- _Work required_:
Provide an exact reproduction of every entry.

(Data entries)
▼▼▼

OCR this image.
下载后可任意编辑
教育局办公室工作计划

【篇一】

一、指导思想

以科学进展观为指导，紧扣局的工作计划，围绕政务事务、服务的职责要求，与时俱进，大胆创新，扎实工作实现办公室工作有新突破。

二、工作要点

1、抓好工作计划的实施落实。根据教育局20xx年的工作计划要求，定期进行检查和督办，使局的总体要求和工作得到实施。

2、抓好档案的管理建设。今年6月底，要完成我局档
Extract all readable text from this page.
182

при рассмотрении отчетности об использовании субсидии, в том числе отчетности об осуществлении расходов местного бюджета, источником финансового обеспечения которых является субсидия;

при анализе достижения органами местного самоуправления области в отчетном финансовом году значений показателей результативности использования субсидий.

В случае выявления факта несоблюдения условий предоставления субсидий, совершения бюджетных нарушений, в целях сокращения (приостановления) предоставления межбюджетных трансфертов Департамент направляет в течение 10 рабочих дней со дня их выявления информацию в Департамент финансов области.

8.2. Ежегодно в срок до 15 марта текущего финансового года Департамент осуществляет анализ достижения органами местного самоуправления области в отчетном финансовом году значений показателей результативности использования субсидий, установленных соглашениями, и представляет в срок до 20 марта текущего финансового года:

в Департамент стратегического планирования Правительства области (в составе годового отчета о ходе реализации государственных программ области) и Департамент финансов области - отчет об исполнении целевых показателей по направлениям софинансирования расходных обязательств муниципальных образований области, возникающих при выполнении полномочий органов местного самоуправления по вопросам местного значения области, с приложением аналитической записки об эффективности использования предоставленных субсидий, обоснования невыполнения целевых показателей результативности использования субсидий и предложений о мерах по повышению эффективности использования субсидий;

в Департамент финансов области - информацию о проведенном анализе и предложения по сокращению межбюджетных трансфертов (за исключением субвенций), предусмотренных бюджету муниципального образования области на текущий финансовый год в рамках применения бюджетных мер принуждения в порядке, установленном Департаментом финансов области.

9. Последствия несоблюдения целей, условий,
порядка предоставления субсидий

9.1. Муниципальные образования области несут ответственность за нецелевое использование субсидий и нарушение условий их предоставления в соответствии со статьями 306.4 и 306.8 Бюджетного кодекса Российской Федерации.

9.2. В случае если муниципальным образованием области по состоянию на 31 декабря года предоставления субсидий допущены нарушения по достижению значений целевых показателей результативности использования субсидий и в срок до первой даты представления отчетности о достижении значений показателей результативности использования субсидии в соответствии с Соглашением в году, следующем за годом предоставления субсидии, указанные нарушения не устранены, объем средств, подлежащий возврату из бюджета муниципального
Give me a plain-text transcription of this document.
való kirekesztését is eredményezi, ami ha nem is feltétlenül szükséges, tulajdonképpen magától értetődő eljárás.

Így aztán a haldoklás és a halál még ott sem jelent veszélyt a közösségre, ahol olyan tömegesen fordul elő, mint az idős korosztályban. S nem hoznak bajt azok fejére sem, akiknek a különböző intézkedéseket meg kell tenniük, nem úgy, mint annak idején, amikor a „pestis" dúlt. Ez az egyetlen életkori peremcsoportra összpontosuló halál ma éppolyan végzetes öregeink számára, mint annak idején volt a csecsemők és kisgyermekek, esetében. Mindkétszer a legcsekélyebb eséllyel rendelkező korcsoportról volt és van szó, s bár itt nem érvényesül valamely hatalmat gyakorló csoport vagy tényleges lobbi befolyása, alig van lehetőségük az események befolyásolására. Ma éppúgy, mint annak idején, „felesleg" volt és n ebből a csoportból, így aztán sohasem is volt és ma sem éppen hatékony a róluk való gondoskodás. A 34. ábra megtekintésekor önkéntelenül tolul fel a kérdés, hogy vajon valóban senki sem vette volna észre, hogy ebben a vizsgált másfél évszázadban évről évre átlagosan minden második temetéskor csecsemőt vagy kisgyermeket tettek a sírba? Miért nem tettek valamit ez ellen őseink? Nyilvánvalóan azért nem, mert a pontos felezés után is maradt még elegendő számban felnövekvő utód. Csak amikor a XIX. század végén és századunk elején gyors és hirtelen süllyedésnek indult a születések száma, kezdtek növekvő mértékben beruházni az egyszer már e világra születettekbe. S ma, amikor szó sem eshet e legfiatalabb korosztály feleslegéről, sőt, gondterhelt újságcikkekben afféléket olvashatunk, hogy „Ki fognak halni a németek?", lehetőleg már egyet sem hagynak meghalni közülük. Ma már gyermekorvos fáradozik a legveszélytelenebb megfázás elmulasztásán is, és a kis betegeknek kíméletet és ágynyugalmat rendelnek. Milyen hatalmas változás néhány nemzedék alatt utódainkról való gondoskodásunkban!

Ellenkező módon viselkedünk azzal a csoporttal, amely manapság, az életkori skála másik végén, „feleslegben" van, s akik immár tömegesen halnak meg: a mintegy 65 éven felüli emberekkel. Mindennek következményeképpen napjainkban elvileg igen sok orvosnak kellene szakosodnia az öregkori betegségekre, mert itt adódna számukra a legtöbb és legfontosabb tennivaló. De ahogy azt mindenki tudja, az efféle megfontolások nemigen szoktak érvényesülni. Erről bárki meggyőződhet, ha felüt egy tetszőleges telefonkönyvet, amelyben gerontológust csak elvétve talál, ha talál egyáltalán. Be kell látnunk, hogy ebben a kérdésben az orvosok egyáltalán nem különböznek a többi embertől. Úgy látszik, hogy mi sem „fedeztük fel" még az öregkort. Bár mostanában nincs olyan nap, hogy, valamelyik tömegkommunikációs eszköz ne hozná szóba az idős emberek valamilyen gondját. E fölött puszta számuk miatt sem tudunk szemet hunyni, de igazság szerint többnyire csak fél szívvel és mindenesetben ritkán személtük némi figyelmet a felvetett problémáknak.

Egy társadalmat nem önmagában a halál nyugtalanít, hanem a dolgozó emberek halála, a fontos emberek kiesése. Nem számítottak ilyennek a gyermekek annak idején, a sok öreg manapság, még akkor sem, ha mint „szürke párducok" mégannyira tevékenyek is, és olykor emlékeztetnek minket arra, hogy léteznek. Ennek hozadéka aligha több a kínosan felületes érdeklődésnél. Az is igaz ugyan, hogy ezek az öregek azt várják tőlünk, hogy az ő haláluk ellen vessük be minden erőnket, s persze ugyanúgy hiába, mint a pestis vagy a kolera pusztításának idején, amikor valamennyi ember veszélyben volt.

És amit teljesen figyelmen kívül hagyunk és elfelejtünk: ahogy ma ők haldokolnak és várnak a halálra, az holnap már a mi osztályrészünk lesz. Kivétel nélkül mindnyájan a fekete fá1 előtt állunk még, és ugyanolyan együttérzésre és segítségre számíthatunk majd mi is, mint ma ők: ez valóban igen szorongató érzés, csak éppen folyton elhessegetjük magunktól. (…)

▲▲▲

- _Task result_:
OCR this image.
下载后可任意编辑
教育局办公室工作计划

【篇一】

一、指导思想

以科学进展观为指导，紧扣局的工作计划，围绕政务事务、服务的职责要求，与时俱进，大胆创新，扎实工作实现办公室工作有新突破。

二、工作要点

1、抓好工作计划的实施落实。根据教育局20xx年的工作计划要求，定期进行检查和督办，使局的总体要求和工作得到实施。

2、抓好档案的管理建设。今年6月底，要完成我局档
Extract all readable text from this page.
182

при рассмотрении отчетности об использовании субсидии, в том числе отчетности об осуществлении расходов местного бюджета, источником финансового обеспечения которых является субсидия;

при анализе достижения органами местного самоуправления области в отчетном финансовом году значений показателей результативности использования субсидий.

В случае выявления факта несоблюдения условий предоставления субсидий, совершения бюджетных нарушений, в целях сокращения (приостановления) предоставления межбюджетных трансфертов Департамент направляет в течение 10 рабочих дней со дня их выявления информацию в Департамент финансов области.

8.2. Ежегодно в срок до 15 марта текущего финансового года Департамент осуществляет анализ достижения органами местного самоуправления области в отчетном финансовом году значений показателей результативности использования субсидий, установленных соглашениями, и представляет в срок до 20 марта текущего финансового года:

в Департамент стратегического планирования Правительства области (в составе годового отчета о ходе реализации государственных программ области) и Департамент финансов области - отчет об исполнении целевых показателей по направлениям софинансирования расходных обязательств муниципальных образований области, возникающих при выполнении полномочий органов местного самоуправления по вопросам местного значения области, с приложением аналитической записки об эффективности использования предоставленных субсидий, обоснования невыполнения целевых показателей результативности использования субсидий и предложений о мерах по повышению эффективности использования субсидий;

в Департамент финансов области - информацию о проведенном анализе и предложения по сокращению межбюджетных трансфертов (за исключением субвенций), предусмотренных бюджету муниципального образования области на текущий финансовый год в рамках применения бюджетных мер принуждения в порядке, установленном Департаментом финансов области.

9. Последствия несоблюдения целей, условий,
порядка предоставления субсидий

9.1. Муниципальные образования области несут ответственность за нецелевое использование субсидий и нарушение условий их предоставления в соответствии со статьями 306.4 и 306.8 Бюджетного кодекса Российской Федерации.

9.2. В случае если муниципальным образованием области по состоянию на 31 декабря года предоставления субсидий допущены нарушения по достижению значений целевых показателей результативности использования субсидий и в срок до первой даты представления отчетности о достижении значений показателей результативности использования субсидии в соответствии с Соглашением в году, следующем за годом предоставления субсидии, указанные нарушения не устранены, объем средств, подлежащий возврату из бюджета муниципального
Give me a plain-text transcription of this document.
való kirekesztését is eredményezi, ami ha nem is feltétlenül szükséges, tulajdonképpen magától értetődő eljárás.

Így aztán a haldoklás és a halál még ott sem jelent veszélyt a közösségre, ahol olyan tömegesen fordul elő, mint az idős korosztályban. S nem hoznak bajt azok fejére sem, akiknek a különböző intézkedéseket meg kell tenniük, nem úgy, mint annak idején, amikor a „pestis" dúlt. Ez az egyetlen életkori peremcsoportra összpontosuló halál ma éppolyan végzetes öregeink számára, mint annak idején volt a csecsemők és kisgyermekek, esetében. Mindkétszer a legcsekélyebb eséllyel rendelkező korcsoportról volt és van szó, s bár itt nem érvényesül valamely hatalmat gyakorló csoport vagy tényleges lobbi befolyása, alig van lehetőségük az események befolyásolására. Ma éppúgy, mint annak idején, „felesleg" volt és n ebből a csoportból, így aztán sohasem is volt és ma sem éppen hatékony a róluk való gondoskodás. A 34. ábra megtekintésekor önkéntelenül tolul fel a kérdés, hogy vajon valóban senki sem vette volna észre, hogy ebben a vizsgált másfél évszázadban évről évre átlagosan minden második temetéskor csecsemőt vagy kisgyermeket tettek a sírba? Miért nem tettek valamit ez ellen őseink? Nyilvánvalóan azért nem, mert a pontos felezés után is maradt még elegendő számban felnövekvő utód. Csak amikor a XIX. század végén és századunk elején gyors és hirtelen süllyedésnek indult a születések száma, kezdtek növekvő mértékben beruházni az egyszer már e világra születettekbe. S ma, amikor szó sem eshet e legfiatalabb korosztály feleslegéről, sőt, gondterhelt újságcikkekben afféléket olvashatunk, hogy „Ki fognak halni a németek?", lehetőleg már egyet sem hagynak meghalni közülük. Ma már gyermekorvos fáradozik a legveszélytelenebb megfázás elmulasztásán is, és a kis betegeknek kíméletet és ágynyugalmat rendelnek. Milyen hatalmas változás néhány nemzedék alatt utódainkról való gondoskodásunkban!

Ellenkező módon viselkedünk azzal a csoporttal, amely manapság, az életkori skála másik végén, „feleslegben" van, s akik immár tömegesen halnak meg: a mintegy 65 éven felüli emberekkel. Mindennek következményeképpen napjainkban elvileg igen sok orvosnak kellene szakosodnia az öregkori betegségekre, mert itt adódna számukra a legtöbb és legfontosabb tennivaló. De ahogy azt mindenki tudja, az efféle megfontolások nemigen szoktak érvényesülni. Erről bárki meggyőződhet, ha felüt egy tetszőleges telefonkönyvet, amelyben gerontológust csak elvétve talál, ha talál egyáltalán. Be kell látnunk, hogy ebben a kérdésben az orvosok egyáltalán nem különböznek a többi embertől. Úgy látszik, hogy mi sem „fedeztük fel" még az öregkort. Bár mostanában nincs olyan nap, hogy, valamelyik tömegkommunikációs eszköz ne hozná szóba az idős emberek valamilyen gondját. E fölött puszta számuk miatt sem tudunk szemet hunyni, de igazság szerint többnyire csak fél szívvel és mindenesetben ritkán személtük némi figyelmet a felvetett problémáknak.

Egy társadalmat nem önmagában a halál nyugtalanít, hanem a dolgozó emberek halála, a fontos emberek kiesése. Nem számítottak ilyennek a gyermekek annak idején, a sok öreg manapság, még akkor sem, ha mint „szürke párducok" mégannyira tevékenyek is, és olykor emlékeztetnek minket arra, hogy léteznek. Ennek hozadéka aligha több a kínosan felületes érdeklődésnél. Az is igaz ugyan, hogy ezek az öregek azt várják tőlünk, hogy az ő haláluk ellen vessük be minden erőnket, s persze ugyanúgy hiába, mint a pestis vagy a kolera pusztításának idején, amikor valamennyi ember veszélyben volt.

És amit teljesen figyelmen kívül hagyunk és elfelejtünk: ahogy ma ők haldokolnak és várnak a halálra, az holnap már a mi osztályrészünk lesz. Kivétel nélkül mindnyájan a fekete fá1 előtt állunk még, és ugyanolyan együttérzésre és segítségre számíthatunk majd mi is, mint ma ők: ez valóban igen szorongató érzés, csak éppen folyton elhessegetjük magunktól. (…)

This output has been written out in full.